- GIVEN INSTRUCTION -
Pull out every line in the listing that contains the string "east".
* begin RECORDS FOR THIS EXERCISE *
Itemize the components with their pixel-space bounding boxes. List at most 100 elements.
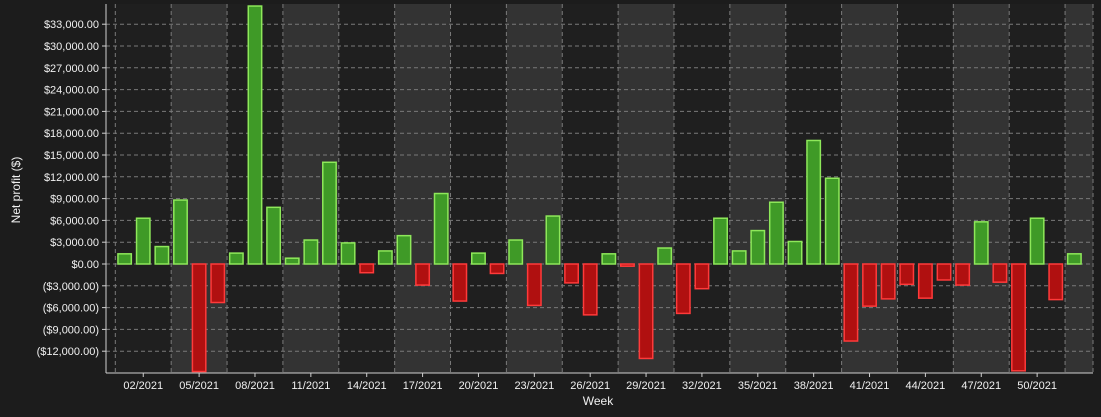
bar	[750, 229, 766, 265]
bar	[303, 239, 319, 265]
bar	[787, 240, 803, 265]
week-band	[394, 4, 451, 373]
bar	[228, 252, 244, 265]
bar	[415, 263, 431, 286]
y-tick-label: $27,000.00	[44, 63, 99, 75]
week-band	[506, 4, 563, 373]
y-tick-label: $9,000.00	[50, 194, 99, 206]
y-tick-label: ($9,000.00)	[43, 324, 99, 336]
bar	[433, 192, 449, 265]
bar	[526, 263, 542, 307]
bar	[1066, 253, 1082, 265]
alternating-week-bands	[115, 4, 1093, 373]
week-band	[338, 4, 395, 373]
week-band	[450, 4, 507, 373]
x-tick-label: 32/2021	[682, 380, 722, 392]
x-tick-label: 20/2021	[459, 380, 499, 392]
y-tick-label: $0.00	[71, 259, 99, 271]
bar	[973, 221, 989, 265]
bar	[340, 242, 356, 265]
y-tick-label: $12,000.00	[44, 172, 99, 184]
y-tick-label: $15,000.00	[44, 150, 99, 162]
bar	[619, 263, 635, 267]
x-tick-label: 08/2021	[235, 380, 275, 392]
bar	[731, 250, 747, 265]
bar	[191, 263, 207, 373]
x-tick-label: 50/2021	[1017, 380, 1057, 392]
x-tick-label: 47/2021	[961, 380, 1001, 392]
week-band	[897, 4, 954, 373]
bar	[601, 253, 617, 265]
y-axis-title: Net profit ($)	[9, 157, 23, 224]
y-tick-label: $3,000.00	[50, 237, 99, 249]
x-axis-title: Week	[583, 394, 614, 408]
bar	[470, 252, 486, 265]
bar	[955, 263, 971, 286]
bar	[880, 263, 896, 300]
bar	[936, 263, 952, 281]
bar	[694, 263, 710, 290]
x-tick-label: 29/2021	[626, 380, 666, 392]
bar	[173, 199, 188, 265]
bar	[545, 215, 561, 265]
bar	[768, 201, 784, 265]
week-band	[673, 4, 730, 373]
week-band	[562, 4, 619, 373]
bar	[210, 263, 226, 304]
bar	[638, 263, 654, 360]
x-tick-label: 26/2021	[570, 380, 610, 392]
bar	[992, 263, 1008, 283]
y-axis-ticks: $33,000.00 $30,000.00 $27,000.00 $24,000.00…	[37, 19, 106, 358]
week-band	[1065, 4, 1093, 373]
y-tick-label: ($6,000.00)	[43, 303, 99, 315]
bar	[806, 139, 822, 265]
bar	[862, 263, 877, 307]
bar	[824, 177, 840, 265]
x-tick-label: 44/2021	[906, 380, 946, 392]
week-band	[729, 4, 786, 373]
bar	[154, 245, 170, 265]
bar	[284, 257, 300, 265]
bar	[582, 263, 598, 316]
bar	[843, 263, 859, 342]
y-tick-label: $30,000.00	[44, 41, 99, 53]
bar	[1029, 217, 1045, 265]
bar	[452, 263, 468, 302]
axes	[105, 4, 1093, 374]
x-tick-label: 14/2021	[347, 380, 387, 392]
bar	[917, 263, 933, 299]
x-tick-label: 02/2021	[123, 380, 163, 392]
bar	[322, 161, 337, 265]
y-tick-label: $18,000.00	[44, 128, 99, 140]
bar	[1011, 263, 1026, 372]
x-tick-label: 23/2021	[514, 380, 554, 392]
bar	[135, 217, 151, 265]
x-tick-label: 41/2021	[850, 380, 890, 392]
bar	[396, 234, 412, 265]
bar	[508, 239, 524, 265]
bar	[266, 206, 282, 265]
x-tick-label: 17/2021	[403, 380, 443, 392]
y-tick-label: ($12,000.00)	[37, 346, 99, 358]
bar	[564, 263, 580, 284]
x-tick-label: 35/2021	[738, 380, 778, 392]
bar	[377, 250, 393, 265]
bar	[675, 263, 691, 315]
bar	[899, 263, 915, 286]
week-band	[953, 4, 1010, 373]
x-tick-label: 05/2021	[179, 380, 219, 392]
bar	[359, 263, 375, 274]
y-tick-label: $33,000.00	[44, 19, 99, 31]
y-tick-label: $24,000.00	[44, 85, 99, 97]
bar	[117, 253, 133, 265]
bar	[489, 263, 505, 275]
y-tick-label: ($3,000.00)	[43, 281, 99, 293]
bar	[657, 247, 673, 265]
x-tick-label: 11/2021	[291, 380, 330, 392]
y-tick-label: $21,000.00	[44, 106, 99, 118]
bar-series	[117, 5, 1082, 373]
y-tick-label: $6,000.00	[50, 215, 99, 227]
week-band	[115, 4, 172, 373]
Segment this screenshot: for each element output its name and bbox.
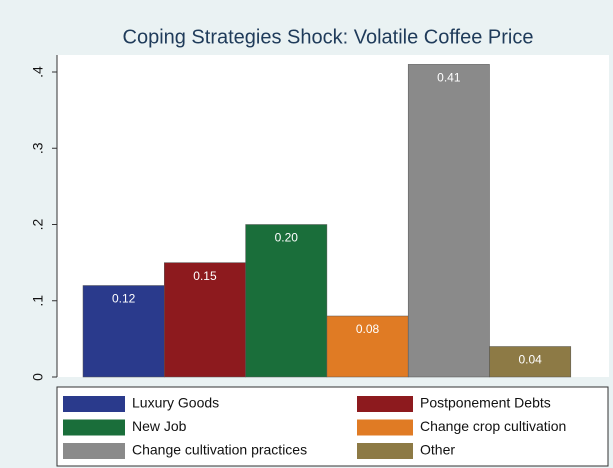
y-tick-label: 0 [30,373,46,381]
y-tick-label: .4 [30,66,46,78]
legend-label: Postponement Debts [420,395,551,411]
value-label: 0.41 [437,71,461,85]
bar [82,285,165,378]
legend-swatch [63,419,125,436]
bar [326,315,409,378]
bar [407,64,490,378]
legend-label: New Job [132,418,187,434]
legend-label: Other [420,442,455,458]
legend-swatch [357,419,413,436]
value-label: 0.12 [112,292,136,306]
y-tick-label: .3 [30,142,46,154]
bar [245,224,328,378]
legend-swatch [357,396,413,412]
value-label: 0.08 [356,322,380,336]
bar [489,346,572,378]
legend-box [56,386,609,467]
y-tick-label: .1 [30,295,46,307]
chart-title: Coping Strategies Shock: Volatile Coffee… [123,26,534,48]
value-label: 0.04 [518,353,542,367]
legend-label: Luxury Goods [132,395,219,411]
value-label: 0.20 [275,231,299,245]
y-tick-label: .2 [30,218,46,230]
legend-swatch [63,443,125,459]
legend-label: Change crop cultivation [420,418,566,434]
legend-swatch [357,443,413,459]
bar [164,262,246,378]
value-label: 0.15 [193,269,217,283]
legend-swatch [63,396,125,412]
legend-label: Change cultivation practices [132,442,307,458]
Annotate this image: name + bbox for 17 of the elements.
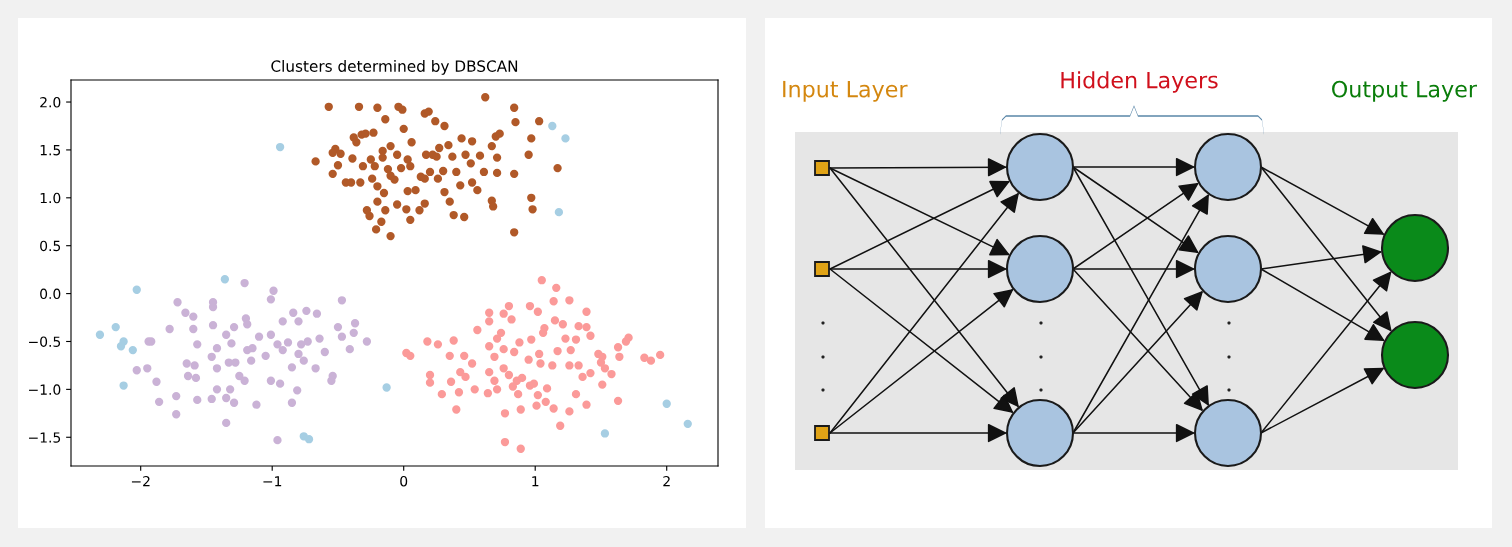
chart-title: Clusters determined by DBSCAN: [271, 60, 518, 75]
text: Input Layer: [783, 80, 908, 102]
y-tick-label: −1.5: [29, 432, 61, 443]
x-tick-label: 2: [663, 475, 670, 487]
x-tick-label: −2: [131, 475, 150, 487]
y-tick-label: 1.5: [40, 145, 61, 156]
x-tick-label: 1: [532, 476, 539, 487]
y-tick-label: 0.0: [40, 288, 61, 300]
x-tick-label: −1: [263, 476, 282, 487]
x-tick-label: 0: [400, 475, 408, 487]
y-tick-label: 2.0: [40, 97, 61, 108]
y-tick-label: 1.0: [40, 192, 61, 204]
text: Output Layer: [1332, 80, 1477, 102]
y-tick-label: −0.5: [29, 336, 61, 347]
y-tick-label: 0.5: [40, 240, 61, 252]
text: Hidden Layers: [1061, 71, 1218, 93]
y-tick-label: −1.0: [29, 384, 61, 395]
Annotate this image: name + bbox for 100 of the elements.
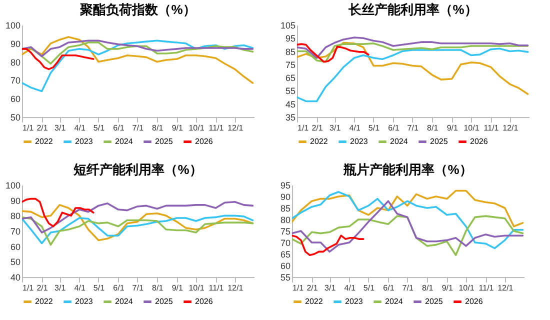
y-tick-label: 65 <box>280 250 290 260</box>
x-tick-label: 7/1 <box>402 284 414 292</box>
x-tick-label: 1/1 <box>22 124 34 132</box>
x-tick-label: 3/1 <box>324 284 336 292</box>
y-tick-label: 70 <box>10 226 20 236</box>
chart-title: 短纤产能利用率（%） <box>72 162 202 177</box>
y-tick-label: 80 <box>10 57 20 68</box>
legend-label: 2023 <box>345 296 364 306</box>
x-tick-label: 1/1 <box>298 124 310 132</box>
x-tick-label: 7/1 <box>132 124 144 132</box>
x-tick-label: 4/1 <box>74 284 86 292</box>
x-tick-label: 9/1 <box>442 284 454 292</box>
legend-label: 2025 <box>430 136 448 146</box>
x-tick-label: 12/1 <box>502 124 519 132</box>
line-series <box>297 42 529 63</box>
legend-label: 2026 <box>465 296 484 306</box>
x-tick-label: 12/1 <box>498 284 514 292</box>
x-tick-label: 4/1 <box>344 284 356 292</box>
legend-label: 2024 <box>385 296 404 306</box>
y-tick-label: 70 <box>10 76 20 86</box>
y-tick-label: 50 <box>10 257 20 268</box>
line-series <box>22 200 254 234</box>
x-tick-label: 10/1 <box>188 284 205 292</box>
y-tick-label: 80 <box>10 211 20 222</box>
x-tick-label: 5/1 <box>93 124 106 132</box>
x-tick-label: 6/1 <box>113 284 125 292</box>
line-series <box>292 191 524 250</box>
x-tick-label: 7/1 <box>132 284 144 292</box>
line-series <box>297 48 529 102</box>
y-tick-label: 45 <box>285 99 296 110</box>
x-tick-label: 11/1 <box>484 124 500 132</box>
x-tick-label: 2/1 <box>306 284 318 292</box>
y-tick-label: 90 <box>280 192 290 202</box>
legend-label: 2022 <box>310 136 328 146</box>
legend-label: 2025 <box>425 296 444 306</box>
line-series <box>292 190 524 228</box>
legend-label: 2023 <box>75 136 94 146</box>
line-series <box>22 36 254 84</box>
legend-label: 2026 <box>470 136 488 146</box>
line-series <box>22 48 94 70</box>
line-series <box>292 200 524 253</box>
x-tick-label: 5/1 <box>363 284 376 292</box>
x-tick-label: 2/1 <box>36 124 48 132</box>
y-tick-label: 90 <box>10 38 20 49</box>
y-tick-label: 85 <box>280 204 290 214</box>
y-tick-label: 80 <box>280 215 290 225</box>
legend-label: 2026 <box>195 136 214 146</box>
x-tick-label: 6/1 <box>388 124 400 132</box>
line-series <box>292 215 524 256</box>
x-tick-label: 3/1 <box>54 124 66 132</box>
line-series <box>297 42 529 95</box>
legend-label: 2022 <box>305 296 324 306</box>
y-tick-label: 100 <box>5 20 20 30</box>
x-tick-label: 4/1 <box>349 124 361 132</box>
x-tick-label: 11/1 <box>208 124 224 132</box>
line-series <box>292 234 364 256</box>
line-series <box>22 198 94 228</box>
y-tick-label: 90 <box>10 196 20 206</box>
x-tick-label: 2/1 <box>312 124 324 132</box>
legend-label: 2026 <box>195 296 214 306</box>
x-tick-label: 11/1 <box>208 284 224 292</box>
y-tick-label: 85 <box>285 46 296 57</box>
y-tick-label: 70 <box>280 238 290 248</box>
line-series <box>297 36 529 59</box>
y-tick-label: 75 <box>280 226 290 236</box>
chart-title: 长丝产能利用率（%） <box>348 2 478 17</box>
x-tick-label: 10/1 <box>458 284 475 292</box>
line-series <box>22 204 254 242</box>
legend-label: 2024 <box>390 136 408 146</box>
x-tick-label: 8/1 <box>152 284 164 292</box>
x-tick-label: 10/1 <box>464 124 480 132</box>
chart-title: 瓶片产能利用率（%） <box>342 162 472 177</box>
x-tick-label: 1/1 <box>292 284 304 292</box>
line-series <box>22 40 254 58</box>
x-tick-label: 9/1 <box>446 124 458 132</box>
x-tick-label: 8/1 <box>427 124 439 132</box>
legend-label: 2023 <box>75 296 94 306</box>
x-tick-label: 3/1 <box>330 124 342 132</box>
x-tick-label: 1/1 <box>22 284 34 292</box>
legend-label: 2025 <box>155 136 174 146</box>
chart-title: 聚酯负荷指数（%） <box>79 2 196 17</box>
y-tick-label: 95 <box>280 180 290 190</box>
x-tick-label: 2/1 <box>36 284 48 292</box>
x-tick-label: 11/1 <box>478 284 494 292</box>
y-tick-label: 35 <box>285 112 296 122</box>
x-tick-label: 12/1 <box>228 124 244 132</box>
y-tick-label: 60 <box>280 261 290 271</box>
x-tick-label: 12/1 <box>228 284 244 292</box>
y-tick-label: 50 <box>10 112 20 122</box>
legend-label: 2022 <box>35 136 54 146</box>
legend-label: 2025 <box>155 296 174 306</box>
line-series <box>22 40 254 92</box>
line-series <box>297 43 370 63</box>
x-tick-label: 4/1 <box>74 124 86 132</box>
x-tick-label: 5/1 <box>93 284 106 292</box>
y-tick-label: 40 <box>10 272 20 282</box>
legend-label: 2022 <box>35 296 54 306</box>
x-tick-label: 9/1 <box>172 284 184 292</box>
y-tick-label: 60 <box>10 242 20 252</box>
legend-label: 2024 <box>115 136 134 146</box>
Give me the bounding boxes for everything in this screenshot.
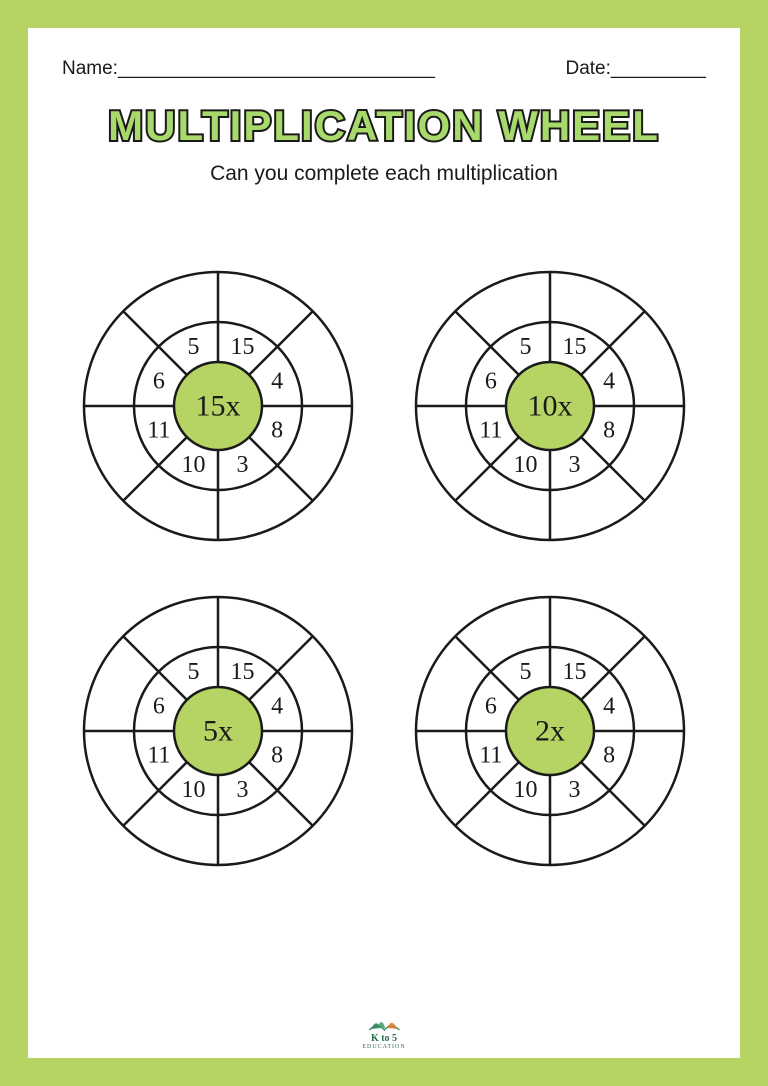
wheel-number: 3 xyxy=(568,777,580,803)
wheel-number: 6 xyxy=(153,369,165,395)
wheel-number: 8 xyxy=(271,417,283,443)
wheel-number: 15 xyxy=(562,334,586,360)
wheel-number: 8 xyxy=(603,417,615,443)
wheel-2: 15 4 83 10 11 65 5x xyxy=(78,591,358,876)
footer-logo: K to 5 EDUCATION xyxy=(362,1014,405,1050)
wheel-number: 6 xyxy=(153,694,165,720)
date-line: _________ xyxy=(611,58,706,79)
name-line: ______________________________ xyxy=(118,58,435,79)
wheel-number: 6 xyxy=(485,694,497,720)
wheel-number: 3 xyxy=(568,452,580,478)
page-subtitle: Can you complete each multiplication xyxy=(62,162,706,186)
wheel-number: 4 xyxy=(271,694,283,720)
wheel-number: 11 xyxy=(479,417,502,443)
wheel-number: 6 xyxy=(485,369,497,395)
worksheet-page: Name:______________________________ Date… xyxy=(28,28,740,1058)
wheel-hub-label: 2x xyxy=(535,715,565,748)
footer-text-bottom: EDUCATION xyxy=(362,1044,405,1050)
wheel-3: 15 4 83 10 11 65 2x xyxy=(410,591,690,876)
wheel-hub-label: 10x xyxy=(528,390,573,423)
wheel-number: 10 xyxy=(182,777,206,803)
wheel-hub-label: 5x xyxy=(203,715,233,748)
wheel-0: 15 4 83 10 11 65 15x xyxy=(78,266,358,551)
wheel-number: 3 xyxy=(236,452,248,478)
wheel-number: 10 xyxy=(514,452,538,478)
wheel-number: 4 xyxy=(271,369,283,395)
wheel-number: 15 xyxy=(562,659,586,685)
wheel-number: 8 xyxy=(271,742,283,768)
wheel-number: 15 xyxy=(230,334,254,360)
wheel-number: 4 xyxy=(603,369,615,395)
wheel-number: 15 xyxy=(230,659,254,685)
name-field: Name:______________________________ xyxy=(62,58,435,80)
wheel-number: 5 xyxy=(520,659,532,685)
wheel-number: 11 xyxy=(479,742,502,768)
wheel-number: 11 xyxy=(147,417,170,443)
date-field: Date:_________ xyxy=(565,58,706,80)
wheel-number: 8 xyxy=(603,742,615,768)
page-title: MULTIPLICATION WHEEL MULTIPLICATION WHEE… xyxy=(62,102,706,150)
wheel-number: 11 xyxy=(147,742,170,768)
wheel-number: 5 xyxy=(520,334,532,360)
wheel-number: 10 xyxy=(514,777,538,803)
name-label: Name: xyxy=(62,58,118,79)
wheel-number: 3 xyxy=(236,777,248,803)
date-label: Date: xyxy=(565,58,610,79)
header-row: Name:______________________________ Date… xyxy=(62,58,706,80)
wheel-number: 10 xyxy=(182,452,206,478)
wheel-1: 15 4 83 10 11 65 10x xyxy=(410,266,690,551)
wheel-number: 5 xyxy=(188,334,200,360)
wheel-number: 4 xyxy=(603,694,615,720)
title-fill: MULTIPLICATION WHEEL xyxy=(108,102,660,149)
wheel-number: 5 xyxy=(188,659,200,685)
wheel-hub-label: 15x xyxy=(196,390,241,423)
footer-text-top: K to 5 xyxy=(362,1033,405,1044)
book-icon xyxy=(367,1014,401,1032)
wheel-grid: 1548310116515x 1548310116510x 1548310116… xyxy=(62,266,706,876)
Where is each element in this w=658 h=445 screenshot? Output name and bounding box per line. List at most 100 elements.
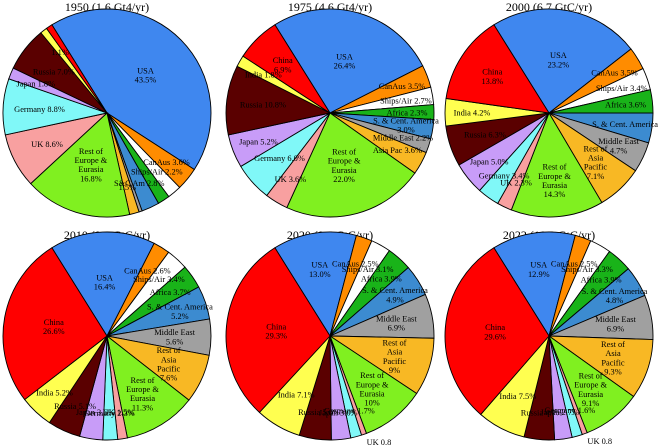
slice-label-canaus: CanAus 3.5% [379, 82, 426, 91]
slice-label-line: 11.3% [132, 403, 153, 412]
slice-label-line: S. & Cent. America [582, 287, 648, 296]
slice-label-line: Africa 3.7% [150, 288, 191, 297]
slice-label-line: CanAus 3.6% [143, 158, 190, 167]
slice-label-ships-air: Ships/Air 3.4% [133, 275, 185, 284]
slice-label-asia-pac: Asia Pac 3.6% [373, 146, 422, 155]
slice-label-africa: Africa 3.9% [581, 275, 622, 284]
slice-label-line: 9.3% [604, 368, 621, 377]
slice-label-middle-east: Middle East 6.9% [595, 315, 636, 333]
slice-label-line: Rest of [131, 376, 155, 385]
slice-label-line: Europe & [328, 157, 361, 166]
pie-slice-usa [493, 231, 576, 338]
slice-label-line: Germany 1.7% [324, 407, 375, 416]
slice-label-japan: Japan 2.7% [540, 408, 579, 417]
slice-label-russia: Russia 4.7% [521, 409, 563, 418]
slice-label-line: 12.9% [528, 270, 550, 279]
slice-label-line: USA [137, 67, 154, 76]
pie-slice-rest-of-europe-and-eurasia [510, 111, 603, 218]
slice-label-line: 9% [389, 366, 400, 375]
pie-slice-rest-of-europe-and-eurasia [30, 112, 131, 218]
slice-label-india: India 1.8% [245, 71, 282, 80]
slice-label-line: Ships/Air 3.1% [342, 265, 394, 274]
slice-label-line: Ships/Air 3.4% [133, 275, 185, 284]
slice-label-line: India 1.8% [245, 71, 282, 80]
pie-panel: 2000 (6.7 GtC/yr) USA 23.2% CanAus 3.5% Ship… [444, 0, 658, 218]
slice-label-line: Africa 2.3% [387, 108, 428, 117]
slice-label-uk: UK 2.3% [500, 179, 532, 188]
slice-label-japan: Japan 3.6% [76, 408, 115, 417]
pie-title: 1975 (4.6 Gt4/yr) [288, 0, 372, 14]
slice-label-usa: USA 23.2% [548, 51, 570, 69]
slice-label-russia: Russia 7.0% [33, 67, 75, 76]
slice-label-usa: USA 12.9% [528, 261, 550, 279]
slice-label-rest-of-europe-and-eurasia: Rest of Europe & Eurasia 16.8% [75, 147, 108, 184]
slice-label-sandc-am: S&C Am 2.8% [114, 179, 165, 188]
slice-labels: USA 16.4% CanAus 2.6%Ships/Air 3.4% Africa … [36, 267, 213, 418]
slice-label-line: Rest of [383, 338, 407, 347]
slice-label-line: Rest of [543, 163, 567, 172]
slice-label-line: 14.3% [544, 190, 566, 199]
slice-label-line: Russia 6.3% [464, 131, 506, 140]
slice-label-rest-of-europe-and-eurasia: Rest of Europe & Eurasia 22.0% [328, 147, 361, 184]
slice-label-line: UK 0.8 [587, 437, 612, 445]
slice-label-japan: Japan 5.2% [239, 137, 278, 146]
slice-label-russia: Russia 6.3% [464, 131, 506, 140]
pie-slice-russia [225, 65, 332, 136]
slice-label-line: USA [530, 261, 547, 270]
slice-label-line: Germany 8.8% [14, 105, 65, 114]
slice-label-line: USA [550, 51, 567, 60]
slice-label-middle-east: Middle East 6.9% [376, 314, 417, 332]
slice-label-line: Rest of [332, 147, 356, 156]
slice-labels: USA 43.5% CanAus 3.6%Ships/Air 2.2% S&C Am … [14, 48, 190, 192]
* end RECORDS FOR THIS EXERCISE *
- ANSWER IN FULL -
slice-label-middle-east: Middle East 6.9% [595, 315, 636, 333]
slice-label-middle-east: Middle East 6.9% [376, 314, 417, 332]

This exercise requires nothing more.